(Structured figure records)
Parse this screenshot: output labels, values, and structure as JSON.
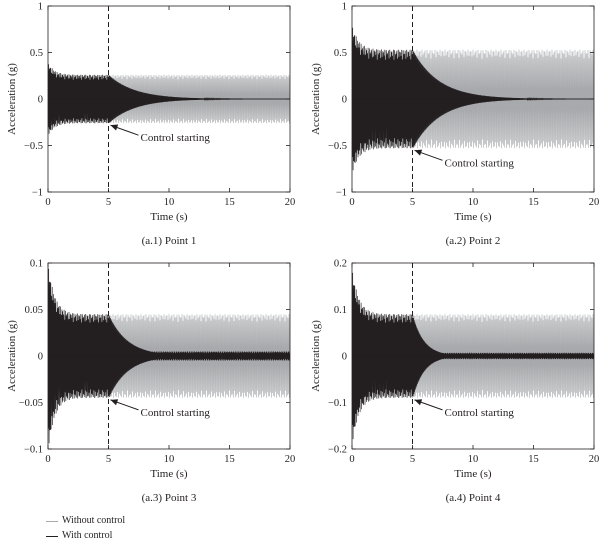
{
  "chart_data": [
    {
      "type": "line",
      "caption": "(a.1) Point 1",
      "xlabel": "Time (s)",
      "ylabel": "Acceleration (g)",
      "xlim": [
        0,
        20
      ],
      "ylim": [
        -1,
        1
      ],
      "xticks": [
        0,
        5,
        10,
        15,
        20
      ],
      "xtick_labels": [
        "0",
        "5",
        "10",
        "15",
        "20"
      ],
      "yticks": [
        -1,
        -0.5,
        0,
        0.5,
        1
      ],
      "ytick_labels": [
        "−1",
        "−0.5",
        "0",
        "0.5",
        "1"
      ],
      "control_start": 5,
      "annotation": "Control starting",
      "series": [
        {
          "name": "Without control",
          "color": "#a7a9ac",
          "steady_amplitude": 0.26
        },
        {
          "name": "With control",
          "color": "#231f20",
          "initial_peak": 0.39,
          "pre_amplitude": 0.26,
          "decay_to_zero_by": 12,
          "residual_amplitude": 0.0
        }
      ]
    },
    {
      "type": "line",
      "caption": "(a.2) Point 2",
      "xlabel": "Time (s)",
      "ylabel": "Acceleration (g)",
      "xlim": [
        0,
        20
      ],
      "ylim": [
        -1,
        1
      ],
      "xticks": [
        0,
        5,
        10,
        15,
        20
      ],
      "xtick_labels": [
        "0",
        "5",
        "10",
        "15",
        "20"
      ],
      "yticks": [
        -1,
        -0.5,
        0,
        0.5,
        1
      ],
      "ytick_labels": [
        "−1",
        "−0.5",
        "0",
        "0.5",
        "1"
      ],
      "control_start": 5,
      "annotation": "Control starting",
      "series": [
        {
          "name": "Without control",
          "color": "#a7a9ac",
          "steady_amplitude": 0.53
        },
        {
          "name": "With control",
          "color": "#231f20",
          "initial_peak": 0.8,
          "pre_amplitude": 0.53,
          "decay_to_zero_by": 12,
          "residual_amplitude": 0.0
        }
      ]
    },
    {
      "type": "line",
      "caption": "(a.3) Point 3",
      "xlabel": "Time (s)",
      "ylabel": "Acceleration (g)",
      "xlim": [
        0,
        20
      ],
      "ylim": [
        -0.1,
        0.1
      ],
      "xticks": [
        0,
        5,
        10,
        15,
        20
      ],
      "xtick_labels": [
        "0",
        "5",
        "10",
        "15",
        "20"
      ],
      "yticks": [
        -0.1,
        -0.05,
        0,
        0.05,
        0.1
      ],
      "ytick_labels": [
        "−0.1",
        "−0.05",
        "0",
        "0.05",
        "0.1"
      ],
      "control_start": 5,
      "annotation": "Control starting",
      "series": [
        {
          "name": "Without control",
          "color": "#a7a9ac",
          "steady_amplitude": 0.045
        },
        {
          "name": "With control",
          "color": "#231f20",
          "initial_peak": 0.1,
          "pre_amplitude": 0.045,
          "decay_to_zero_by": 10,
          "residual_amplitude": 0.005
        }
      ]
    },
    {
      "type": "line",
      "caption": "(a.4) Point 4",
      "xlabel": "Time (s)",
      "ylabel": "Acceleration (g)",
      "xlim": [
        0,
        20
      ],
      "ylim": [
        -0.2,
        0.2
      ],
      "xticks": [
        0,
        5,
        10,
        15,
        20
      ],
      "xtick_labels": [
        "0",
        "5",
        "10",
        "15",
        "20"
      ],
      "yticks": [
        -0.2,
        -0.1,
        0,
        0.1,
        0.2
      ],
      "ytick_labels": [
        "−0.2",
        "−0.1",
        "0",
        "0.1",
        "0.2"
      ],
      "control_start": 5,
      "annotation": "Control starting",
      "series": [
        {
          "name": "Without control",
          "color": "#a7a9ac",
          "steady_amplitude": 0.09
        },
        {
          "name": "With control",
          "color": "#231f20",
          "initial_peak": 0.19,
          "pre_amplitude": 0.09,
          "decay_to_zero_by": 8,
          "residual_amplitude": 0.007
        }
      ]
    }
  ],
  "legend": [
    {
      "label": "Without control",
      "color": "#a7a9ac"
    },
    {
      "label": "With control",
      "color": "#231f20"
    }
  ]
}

**Objective**
Where a line above includes "caption", copy that line.

**Solution below**
      "caption": "(a.1) Point 1",
      "caption": "(a.2) Point 2",
      "caption": "(a.3) Point 3",
      "caption": "(a.4) Point 4",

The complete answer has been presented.